INSTRUCTION —
Please print the full listing exactly.

### DATA ROWS ###

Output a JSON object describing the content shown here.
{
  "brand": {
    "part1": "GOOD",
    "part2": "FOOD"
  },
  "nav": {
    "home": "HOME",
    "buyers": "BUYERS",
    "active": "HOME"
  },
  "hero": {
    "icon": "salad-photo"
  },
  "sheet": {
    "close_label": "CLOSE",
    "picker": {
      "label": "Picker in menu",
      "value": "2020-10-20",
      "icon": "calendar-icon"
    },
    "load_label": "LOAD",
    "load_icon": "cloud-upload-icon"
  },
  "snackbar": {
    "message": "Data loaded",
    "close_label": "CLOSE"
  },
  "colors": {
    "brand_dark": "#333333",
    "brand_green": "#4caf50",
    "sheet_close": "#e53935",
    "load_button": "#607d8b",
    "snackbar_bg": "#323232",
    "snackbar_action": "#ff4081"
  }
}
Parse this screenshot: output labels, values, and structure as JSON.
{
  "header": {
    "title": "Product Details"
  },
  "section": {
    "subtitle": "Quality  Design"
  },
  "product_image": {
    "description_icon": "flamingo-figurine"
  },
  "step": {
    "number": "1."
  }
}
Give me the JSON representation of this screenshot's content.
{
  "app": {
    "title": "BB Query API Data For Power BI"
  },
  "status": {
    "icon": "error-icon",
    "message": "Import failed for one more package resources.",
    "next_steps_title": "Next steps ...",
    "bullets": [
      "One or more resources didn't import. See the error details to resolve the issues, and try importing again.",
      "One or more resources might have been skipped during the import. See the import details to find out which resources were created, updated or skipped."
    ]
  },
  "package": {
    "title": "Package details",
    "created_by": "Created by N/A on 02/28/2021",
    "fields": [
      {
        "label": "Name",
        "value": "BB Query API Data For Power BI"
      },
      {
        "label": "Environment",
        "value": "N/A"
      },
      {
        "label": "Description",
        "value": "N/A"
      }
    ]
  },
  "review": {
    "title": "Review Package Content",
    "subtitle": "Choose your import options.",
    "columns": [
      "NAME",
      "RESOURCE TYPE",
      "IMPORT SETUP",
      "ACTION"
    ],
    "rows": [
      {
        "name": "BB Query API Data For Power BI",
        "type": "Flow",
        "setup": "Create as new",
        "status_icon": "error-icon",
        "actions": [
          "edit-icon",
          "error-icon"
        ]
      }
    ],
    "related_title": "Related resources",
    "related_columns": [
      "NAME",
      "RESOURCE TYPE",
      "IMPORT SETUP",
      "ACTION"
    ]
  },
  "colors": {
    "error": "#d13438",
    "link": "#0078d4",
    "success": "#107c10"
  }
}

###

THE SOLUTION —
Output a JSON object describing the content shown here.
{
  "brand": {
    "part1": "GOOD",
    "part2": "FOOD"
  },
  "nav": {
    "home": "HOME",
    "buyers": "BUYERS",
    "active": "HOME"
  },
  "hero": {
    "icon": "salad-photo"
  },
  "sheet": {
    "close_label": "CLOSE",
    "picker": {
      "label": "Picker in menu",
      "value": "2020-10-20",
      "icon": "calendar-icon"
    },
    "load_label": "LOAD",
    "load_icon": "cloud-upload-icon"
  },
  "snackbar": {
    "message": "Data loaded",
    "close_label": "CLOSE"
  },
  "colors": {
    "brand_dark": "#333333",
    "brand_green": "#4caf50",
    "sheet_close": "#e53935",
    "load_button": "#607d8b",
    "snackbar_bg": "#323232",
    "snackbar_action": "#ff4081"
  }
}
Parse this screenshot: output labels, values, and structure as JSON.
{
  "header": {
    "title": "Product Details"
  },
  "section": {
    "subtitle": "Quality  Design"
  },
  "product_image": {
    "description_icon": "flamingo-figurine"
  },
  "step": {
    "number": "1."
  }
}
Give me the JSON representation of this screenshot's content.
{
  "app": {
    "title": "BB Query API Data For Power BI"
  },
  "status": {
    "icon": "error-icon",
    "message": "Import failed for one more package resources.",
    "next_steps_title": "Next steps ...",
    "bullets": [
      "One or more resources didn't import. See the error details to resolve the issues, and try importing again.",
      "One or more resources might have been skipped during the import. See the import details to find out which resources were created, updated or skipped."
    ]
  },
  "package": {
    "title": "Package details",
    "created_by": "Created by N/A on 02/28/2021",
    "fields": [
      {
        "label": "Name",
        "value": "BB Query API Data For Power BI"
      },
      {
        "label": "Environment",
        "value": "N/A"
      },
      {
        "label": "Description",
        "value": "N/A"
      }
    ]
  },
  "review": {
    "title": "Review Package Content",
    "subtitle": "Choose your import options.",
    "columns": [
      "NAME",
      "RESOURCE TYPE",
      "IMPORT SETUP",
      "ACTION"
    ],
    "rows": [
      {
        "name": "BB Query API Data For Power BI",
        "type": "Flow",
        "setup": "Create as new",
        "status_icon": "error-icon",
        "actions": [
          "edit-icon",
          "error-icon"
        ]
      }
    ],
    "related_title": "Related resources",
    "related_columns": [
      "NAME",
      "RESOURCE TYPE",
      "IMPORT SETUP",
      "ACTION"
    ]
  },
  "colors": {
    "error": "#d13438",
    "link": "#0078d4",
    "success": "#107c10"
  }
}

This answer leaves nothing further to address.